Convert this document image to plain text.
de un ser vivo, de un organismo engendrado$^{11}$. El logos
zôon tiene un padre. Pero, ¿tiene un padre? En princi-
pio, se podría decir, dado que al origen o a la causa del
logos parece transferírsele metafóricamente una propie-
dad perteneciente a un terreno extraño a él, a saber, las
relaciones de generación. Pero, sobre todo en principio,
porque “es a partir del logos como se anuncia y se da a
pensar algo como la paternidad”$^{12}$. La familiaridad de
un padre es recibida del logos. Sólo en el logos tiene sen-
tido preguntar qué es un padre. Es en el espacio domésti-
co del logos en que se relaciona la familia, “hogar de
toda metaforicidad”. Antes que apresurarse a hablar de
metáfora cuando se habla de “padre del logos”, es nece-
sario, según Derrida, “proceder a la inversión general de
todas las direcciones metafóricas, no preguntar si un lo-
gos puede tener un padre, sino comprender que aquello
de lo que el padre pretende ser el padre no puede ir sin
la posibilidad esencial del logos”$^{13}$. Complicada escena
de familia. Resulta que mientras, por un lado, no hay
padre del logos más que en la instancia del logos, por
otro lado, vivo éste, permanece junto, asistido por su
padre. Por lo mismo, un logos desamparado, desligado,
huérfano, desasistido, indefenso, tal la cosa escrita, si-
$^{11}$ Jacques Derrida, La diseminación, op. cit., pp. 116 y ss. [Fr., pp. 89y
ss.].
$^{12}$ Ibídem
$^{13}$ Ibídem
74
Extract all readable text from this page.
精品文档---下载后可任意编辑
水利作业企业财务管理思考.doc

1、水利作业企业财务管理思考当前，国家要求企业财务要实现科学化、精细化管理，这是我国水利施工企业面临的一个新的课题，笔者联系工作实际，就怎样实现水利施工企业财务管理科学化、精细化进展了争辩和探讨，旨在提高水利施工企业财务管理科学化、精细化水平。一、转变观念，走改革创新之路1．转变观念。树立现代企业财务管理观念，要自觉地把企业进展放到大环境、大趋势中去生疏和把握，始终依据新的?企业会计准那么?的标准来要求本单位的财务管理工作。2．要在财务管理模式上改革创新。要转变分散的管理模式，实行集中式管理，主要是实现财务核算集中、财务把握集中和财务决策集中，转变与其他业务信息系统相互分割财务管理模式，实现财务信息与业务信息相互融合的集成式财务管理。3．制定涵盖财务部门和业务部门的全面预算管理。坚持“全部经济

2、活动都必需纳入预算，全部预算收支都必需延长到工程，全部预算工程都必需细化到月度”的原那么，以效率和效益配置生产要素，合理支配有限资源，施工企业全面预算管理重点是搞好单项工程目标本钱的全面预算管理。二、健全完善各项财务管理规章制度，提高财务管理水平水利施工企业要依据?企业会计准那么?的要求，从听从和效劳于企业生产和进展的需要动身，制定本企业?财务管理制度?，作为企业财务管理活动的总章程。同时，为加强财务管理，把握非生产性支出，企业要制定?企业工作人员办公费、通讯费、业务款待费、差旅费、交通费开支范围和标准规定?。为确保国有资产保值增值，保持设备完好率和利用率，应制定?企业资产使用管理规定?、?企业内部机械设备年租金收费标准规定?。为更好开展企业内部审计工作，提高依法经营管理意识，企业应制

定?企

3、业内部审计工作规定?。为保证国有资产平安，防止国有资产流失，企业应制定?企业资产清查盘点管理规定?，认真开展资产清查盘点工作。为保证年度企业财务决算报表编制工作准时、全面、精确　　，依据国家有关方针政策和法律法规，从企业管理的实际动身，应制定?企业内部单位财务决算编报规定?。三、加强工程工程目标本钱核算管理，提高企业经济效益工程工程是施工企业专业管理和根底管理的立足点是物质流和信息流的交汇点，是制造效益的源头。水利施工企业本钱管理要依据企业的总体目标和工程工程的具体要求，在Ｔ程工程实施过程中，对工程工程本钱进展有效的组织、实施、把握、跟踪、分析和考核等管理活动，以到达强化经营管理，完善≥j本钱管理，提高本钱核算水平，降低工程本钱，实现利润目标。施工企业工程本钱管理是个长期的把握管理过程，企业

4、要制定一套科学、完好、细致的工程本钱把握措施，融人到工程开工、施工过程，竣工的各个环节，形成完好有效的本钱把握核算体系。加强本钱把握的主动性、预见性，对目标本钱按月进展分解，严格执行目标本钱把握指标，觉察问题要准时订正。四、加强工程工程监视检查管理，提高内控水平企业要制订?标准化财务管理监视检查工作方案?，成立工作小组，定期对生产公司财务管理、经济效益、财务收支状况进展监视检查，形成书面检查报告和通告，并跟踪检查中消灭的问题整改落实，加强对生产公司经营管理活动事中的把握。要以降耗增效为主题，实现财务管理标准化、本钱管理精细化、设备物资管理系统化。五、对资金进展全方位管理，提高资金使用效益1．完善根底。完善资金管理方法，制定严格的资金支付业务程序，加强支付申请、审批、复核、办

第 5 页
******
# INSTRUCTIONS FOR THE TASK
The entries above must be returned exactly.

# TASK RESPONSE
Convert this document image to plain text.
de un ser vivo, de un organismo engendrado$^{11}$. El logos
zôon tiene un padre. Pero, ¿tiene un padre? En princi-
pio, se podría decir, dado que al origen o a la causa del
logos parece transferírsele metafóricamente una propie-
dad perteneciente a un terreno extraño a él, a saber, las
relaciones de generación. Pero, sobre todo en principio,
porque “es a partir del logos como se anuncia y se da a
pensar algo como la paternidad”$^{12}$. La familiaridad de
un padre es recibida del logos. Sólo en el logos tiene sen-
tido preguntar qué es un padre. Es en el espacio domésti-
co del logos en que se relaciona la familia, “hogar de
toda metaforicidad”. Antes que apresurarse a hablar de
metáfora cuando se habla de “padre del logos”, es nece-
sario, según Derrida, “proceder a la inversión general de
todas las direcciones metafóricas, no preguntar si un lo-
gos puede tener un padre, sino comprender que aquello
de lo que el padre pretende ser el padre no puede ir sin
la posibilidad esencial del logos”$^{13}$. Complicada escena
de familia. Resulta que mientras, por un lado, no hay
padre del logos más que en la instancia del logos, por
otro lado, vivo éste, permanece junto, asistido por su
padre. Por lo mismo, un logos desamparado, desligado,
huérfano, desasistido, indefenso, tal la cosa escrita, si-
$^{11}$ Jacques Derrida, La diseminación, op. cit., pp. 116 y ss. [Fr., pp. 89y
ss.].
$^{12}$ Ibídem
$^{13}$ Ibídem
74
Extract all readable text from this page.
精品文档---下载后可任意编辑
水利作业企业财务管理思考.doc

1、水利作业企业财务管理思考当前，国家要求企业财务要实现科学化、精细化管理，这是我国水利施工企业面临的一个新的课题，笔者联系工作实际，就怎样实现水利施工企业财务管理科学化、精细化进展了争辩和探讨，旨在提高水利施工企业财务管理科学化、精细化水平。一、转变观念，走改革创新之路1．转变观念。树立现代企业财务管理观念，要自觉地把企业进展放到大环境、大趋势中去生疏和把握，始终依据新的?企业会计准那么?的标准来要求本单位的财务管理工作。2．要在财务管理模式上改革创新。要转变分散的管理模式，实行集中式管理，主要是实现财务核算集中、财务把握集中和财务决策集中，转变与其他业务信息系统相互分割财务管理模式，实现财务信息与业务信息相互融合的集成式财务管理。3．制定涵盖财务部门和业务部门的全面预算管理。坚持“全部经济

2、活动都必需纳入预算，全部预算收支都必需延长到工程，全部预算工程都必需细化到月度”的原那么，以效率和效益配置生产要素，合理支配有限资源，施工企业全面预算管理重点是搞好单项工程目标本钱的全面预算管理。二、健全完善各项财务管理规章制度，提高财务管理水平水利施工企业要依据?企业会计准那么?的要求，从听从和效劳于企业生产和进展的需要动身，制定本企业?财务管理制度?，作为企业财务管理活动的总章程。同时，为加强财务管理，把握非生产性支出，企业要制定?企业工作人员办公费、通讯费、业务款待费、差旅费、交通费开支范围和标准规定?。为确保国有资产保值增值，保持设备完好率和利用率，应制定?企业资产使用管理规定?、?企业内部机械设备年租金收费标准规定?。为更好开展企业内部审计工作，提高依法经营管理意识，企业应制

定?企

3、业内部审计工作规定?。为保证国有资产平安，防止国有资产流失，企业应制定?企业资产清查盘点管理规定?，认真开展资产清查盘点工作。为保证年度企业财务决算报表编制工作准时、全面、精确　　，依据国家有关方针政策和法律法规，从企业管理的实际动身，应制定?企业内部单位财务决算编报规定?。三、加强工程工程目标本钱核算管理，提高企业经济效益工程工程是施工企业专业管理和根底管理的立足点是物质流和信息流的交汇点，是制造效益的源头。水利施工企业本钱管理要依据企业的总体目标和工程工程的具体要求，在Ｔ程工程实施过程中，对工程工程本钱进展有效的组织、实施、把握、跟踪、分析和考核等管理活动，以到达强化经营管理，完善≥j本钱管理，提高本钱核算水平，降低工程本钱，实现利润目标。施工企业工程本钱管理是个长期的把握管理过程，企业

4、要制定一套科学、完好、细致的工程本钱把握措施，融人到工程开工、施工过程，竣工的各个环节，形成完好有效的本钱把握核算体系。加强本钱把握的主动性、预见性，对目标本钱按月进展分解，严格执行目标本钱把握指标，觉察问题要准时订正。四、加强工程工程监视检查管理，提高内控水平企业要制订?标准化财务管理监视检查工作方案?，成立工作小组，定期对生产公司财务管理、经济效益、财务收支状况进展监视检查，形成书面检查报告和通告，并跟踪检查中消灭的问题整改落实，加强对生产公司经营管理活动事中的把握。要以降耗增效为主题，实现财务管理标准化、本钱管理精细化、设备物资管理系统化。五、对资金进展全方位管理，提高资金使用效益1．完善根底。完善资金管理方法，制定严格的资金支付业务程序，加强支付申请、审批、复核、办

第 5 页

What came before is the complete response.